◆ Source passage
[Date Prev][Date Next][Thread Prev][Thread Next][Date Index][Thread Index]

[NOAAPORT #ZLV-851048]: LDM misses data on NOAAPORT via satellite



Hi,

re:
> Resending since your server blocked my email because of the attached
> zip file.

It must have been unusually large since we routinely receive emails with
attachments that are > 10 MB.  
re:
> I cannot add the one ldmd.log file because of size.

OK.  No worries, I think that what you have provided below is enough to
zero in on the problem...

re:
> I will paste a general idea of what I am seeing at the end of my previous 
> reply.

re:
> Sorry for the delay. I wanted to give time for the changes I made to see for
> sure if anything changed.

OK, good move!

re:
> I changed the UDP buffer setting up to 25MB for both in /etc/sysctl.conf:
> 
> net.core.rmem_max
> net.core.rmem_default
> 
> In reference to the error connecting to rtstatat.unidata.ucar.edu yes, that 
> was
> a typo and I meant to put rtstat.  I commented that line out of the ldmd.conf
> and the error is now gone.

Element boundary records
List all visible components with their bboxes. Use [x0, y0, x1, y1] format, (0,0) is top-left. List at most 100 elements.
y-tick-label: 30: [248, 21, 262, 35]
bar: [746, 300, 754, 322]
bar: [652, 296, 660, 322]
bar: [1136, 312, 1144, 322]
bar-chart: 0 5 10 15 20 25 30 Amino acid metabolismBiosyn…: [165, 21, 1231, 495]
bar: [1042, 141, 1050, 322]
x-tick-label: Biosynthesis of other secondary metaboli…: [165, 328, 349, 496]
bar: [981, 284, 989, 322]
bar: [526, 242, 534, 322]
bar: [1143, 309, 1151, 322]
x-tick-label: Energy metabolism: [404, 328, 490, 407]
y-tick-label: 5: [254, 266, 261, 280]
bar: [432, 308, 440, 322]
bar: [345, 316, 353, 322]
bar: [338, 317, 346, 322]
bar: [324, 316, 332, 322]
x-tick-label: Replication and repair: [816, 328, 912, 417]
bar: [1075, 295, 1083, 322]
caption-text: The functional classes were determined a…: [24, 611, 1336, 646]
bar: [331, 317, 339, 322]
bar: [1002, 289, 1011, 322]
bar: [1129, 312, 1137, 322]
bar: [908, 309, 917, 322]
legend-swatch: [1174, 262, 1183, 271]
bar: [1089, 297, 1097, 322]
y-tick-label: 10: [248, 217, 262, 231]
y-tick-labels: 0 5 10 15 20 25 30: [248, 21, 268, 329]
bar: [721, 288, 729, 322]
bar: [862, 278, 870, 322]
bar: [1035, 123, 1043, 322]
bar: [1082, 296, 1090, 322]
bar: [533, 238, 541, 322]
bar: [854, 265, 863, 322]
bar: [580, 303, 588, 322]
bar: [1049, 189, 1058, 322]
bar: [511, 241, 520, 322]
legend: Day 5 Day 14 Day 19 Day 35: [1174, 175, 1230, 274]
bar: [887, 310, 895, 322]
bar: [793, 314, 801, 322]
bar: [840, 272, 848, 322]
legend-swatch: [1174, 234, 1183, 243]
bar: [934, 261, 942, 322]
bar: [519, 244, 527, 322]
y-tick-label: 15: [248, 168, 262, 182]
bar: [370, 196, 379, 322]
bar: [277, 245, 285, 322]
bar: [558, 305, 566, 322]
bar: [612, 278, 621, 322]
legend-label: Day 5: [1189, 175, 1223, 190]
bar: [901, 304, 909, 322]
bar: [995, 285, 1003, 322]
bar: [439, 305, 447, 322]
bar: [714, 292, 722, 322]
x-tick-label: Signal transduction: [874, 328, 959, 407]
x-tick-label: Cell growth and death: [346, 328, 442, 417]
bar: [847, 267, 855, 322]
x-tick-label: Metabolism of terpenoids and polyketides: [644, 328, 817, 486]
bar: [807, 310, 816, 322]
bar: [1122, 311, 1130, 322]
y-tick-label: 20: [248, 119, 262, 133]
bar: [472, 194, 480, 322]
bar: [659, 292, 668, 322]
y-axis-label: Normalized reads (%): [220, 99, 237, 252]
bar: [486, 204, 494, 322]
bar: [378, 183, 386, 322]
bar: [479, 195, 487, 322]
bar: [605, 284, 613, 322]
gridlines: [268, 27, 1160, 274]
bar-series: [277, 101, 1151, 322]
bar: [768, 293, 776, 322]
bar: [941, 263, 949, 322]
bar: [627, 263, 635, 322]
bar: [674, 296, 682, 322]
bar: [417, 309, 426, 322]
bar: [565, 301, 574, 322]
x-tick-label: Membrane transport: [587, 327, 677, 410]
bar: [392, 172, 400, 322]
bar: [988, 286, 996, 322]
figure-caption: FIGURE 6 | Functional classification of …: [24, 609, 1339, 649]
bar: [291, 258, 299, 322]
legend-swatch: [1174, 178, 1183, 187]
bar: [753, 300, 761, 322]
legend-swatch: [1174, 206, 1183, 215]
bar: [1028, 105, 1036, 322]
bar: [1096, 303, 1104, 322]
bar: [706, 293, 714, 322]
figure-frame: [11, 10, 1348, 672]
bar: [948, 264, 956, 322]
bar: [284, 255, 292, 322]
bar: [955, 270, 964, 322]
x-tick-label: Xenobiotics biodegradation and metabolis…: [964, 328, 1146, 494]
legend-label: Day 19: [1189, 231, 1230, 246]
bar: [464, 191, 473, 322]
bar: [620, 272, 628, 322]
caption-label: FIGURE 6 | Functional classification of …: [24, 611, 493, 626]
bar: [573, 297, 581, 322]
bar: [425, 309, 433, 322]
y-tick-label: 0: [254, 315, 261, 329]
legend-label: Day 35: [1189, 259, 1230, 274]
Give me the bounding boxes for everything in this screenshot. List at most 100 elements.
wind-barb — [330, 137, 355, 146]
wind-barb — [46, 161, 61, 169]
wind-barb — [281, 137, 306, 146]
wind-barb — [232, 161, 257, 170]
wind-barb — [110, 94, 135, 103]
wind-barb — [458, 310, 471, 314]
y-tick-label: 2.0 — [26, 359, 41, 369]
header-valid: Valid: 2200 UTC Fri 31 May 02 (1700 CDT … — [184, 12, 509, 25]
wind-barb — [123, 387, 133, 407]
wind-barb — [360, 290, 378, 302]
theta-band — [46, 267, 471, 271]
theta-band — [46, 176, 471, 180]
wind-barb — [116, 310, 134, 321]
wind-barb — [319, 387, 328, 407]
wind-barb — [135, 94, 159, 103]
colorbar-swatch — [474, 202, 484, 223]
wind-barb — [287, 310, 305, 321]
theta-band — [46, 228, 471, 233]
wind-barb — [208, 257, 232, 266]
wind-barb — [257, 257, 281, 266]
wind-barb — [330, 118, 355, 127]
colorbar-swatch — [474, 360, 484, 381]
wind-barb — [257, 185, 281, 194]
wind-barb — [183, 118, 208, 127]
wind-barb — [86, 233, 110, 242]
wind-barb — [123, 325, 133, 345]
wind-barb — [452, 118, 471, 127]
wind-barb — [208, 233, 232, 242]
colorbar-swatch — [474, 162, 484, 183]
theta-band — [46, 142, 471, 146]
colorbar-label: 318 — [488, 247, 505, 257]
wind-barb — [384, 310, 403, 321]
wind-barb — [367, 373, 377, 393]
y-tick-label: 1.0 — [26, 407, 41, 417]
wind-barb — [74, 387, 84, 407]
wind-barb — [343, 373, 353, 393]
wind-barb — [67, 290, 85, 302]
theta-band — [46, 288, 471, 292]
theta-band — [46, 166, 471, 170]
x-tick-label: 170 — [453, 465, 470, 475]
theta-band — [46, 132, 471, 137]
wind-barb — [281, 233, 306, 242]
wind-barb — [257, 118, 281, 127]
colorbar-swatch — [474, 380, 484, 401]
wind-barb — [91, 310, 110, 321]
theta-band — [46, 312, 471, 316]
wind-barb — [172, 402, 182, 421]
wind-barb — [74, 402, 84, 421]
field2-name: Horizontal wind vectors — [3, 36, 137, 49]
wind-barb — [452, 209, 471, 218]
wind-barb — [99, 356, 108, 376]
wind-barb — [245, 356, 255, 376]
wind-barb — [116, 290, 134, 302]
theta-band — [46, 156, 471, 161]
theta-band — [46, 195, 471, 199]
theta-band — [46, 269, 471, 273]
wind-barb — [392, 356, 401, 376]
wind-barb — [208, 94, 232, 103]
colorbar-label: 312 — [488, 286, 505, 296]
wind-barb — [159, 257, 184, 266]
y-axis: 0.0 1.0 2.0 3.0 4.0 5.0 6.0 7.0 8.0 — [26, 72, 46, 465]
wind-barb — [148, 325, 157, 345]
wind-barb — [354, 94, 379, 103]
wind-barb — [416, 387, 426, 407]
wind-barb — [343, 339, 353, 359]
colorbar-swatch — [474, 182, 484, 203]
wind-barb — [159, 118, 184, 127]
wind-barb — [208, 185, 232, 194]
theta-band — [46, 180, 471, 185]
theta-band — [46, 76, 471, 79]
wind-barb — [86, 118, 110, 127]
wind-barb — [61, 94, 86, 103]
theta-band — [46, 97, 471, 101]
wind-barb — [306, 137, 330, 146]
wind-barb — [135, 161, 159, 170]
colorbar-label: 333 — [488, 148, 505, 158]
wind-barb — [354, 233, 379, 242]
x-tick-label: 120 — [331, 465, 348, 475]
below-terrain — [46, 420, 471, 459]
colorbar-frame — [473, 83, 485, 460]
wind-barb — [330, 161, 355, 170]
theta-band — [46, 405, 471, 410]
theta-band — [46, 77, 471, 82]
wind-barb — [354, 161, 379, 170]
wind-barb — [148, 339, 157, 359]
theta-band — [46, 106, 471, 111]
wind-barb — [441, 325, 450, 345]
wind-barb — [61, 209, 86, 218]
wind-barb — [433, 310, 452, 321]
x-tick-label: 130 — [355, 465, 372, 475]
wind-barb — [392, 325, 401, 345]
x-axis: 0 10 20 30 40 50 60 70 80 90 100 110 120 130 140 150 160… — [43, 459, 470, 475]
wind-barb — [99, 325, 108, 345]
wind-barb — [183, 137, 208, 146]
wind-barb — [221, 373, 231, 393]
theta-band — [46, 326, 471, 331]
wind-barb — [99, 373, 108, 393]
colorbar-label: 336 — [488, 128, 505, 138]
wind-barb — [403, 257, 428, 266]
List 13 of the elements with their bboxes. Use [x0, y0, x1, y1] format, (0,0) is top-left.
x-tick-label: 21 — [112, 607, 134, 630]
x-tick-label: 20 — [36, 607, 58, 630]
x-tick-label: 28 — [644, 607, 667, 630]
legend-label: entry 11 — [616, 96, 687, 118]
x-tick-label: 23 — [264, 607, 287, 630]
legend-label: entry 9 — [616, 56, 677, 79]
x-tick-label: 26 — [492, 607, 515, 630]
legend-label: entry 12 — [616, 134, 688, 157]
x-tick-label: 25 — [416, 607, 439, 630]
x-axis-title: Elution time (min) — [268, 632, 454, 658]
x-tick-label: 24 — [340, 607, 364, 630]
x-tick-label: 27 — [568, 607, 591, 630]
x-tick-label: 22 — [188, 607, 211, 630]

◆ Set task 1
Reproduce verbatim the portion of the LDM support thread from "It must have" up to and including "because of size.".
◆ Set task 2
List every file name or file path that appears in the LDM support thread.
The records are not required for any of this work.

◆ Written answer 1
It must have been unusually large since we routinely receive emails with
attachments that are > 10 MB.  
re:
> I cannot add the one ldmd.log file because of size.

◆ Written answer 2
ldmd.log
/etc/sysctl.conf
ldmd.conf